_To do_. Output all entries verbatim. Skip pictures.

#### Supplied material ####

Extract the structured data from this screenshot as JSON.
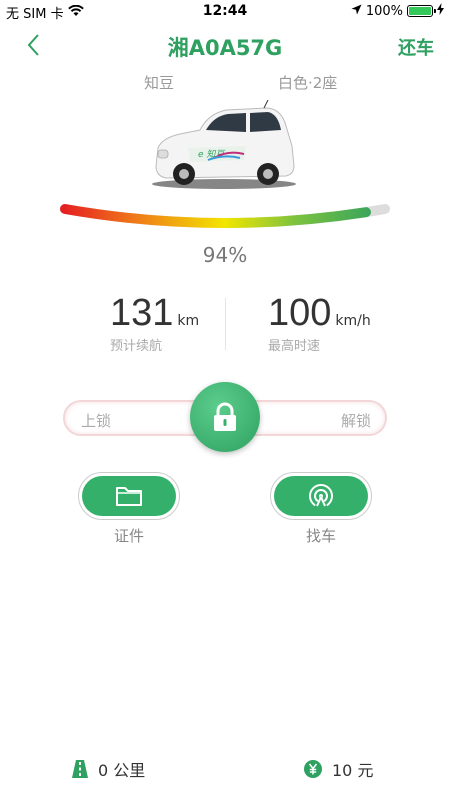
{
  "status_bar": {
    "carrier": "无 SIM 卡",
    "time": "12:44",
    "battery": "100%"
  },
  "nav": {
    "title": "湘A0A57G",
    "return_label": "还车"
  },
  "car": {
    "model": "知豆",
    "color_seats": "白色·2座"
  },
  "charge": {
    "percent_label": "94%",
    "level": 0.94
  },
  "stats": {
    "range": {
      "value": "131",
      "unit": "km",
      "label": "预计续航"
    },
    "top_speed": {
      "value": "100",
      "unit": "km/h",
      "label": "最高时速"
    }
  },
  "lock_slider": {
    "lock_label": "上锁",
    "unlock_label": "解锁"
  },
  "actions": {
    "documents_label": "证件",
    "find_car_label": "找车"
  },
  "footer": {
    "distance": "0 公里",
    "cost": "10 元"
  },
  "colors": {
    "brand_green": "#2ea060",
    "gauge_red": "#e52222",
    "gauge_yellow": "#f2e600",
    "gauge_green": "#2ea060"
  },
  "icons": [
    "chevron-left-icon",
    "lock-icon",
    "folder-icon",
    "signal-icon",
    "road-icon",
    "yuan-icon",
    "wifi-icon",
    "location-arrow-icon",
    "charging-bolt-icon"
  ]
}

####

_Result_.
Extract the structured data from this screenshot as JSON.
{
  "status_bar": {
    "carrier": "无 SIM 卡",
    "time": "12:44",
    "battery": "100%"
  },
  "nav": {
    "title": "湘A0A57G",
    "return_label": "还车"
  },
  "car": {
    "model": "知豆",
    "color_seats": "白色·2座"
  },
  "charge": {
    "percent_label": "94%",
    "level": 0.94
  },
  "stats": {
    "range": {
      "value": "131",
      "unit": "km",
      "label": "预计续航"
    },
    "top_speed": {
      "value": "100",
      "unit": "km/h",
      "label": "最高时速"
    }
  },
  "lock_slider": {
    "lock_label": "上锁",
    "unlock_label": "解锁"
  },
  "actions": {
    "documents_label": "证件",
    "find_car_label": "找车"
  },
  "footer": {
    "distance": "0 公里",
    "cost": "10 元"
  },
  "colors": {
    "brand_green": "#2ea060",
    "gauge_red": "#e52222",
    "gauge_yellow": "#f2e600",
    "gauge_green": "#2ea060"
  },
  "icons": [
    "chevron-left-icon",
    "lock-icon",
    "folder-icon",
    "signal-icon",
    "road-icon",
    "yuan-icon",
    "wifi-icon",
    "location-arrow-icon",
    "charging-bolt-icon"
  ]
}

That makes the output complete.